What is being asked :: Reproduce the full listing that appears beneath this instruction exactly.

+ + + + +

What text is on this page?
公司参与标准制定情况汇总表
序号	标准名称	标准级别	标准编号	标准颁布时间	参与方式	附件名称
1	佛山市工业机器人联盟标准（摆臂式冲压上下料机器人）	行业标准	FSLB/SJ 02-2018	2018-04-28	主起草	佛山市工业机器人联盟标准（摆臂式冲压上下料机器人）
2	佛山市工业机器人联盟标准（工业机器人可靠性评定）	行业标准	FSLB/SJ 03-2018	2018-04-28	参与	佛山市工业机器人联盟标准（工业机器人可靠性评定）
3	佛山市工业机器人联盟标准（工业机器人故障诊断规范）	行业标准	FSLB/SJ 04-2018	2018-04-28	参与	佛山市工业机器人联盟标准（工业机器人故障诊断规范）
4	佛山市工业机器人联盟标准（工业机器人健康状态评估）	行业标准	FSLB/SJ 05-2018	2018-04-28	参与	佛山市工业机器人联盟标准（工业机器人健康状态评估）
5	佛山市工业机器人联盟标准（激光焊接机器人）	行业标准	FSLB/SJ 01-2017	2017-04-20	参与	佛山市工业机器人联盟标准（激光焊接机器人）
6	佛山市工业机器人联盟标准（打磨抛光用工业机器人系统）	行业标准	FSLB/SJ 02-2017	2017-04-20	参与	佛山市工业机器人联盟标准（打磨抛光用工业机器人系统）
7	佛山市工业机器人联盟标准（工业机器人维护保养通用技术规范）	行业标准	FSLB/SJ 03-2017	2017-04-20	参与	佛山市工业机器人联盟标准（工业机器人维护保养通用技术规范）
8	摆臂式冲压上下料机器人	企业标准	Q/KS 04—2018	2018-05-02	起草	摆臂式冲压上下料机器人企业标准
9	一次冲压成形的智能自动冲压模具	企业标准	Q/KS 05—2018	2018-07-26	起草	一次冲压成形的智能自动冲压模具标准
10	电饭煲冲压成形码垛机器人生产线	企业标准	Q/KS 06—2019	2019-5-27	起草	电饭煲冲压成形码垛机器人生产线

+ + + + +

Result of the exercise ::
What text is on this page?
公司参与标准制定情况汇总表
序号	标准名称	标准级别	标准编号	标准颁布时间	参与方式	附件名称
1	佛山市工业机器人联盟标准（摆臂式冲压上下料机器人）	行业标准	FSLB/SJ 02-2018	2018-04-28	主起草	佛山市工业机器人联盟标准（摆臂式冲压上下料机器人）
2	佛山市工业机器人联盟标准（工业机器人可靠性评定）	行业标准	FSLB/SJ 03-2018	2018-04-28	参与	佛山市工业机器人联盟标准（工业机器人可靠性评定）
3	佛山市工业机器人联盟标准（工业机器人故障诊断规范）	行业标准	FSLB/SJ 04-2018	2018-04-28	参与	佛山市工业机器人联盟标准（工业机器人故障诊断规范）
4	佛山市工业机器人联盟标准（工业机器人健康状态评估）	行业标准	FSLB/SJ 05-2018	2018-04-28	参与	佛山市工业机器人联盟标准（工业机器人健康状态评估）
5	佛山市工业机器人联盟标准（激光焊接机器人）	行业标准	FSLB/SJ 01-2017	2017-04-20	参与	佛山市工业机器人联盟标准（激光焊接机器人）
6	佛山市工业机器人联盟标准（打磨抛光用工业机器人系统）	行业标准	FSLB/SJ 02-2017	2017-04-20	参与	佛山市工业机器人联盟标准（打磨抛光用工业机器人系统）
7	佛山市工业机器人联盟标准（工业机器人维护保养通用技术规范）	行业标准	FSLB/SJ 03-2017	2017-04-20	参与	佛山市工业机器人联盟标准（工业机器人维护保养通用技术规范）
8	摆臂式冲压上下料机器人	企业标准	Q/KS 04—2018	2018-05-02	起草	摆臂式冲压上下料机器人企业标准
9	一次冲压成形的智能自动冲压模具	企业标准	Q/KS 05—2018	2018-07-26	起草	一次冲压成形的智能自动冲压模具标准
10	电饭煲冲压成形码垛机器人生产线	企业标准	Q/KS 06—2019	2019-5-27	起草	电饭煲冲压成形码垛机器人生产线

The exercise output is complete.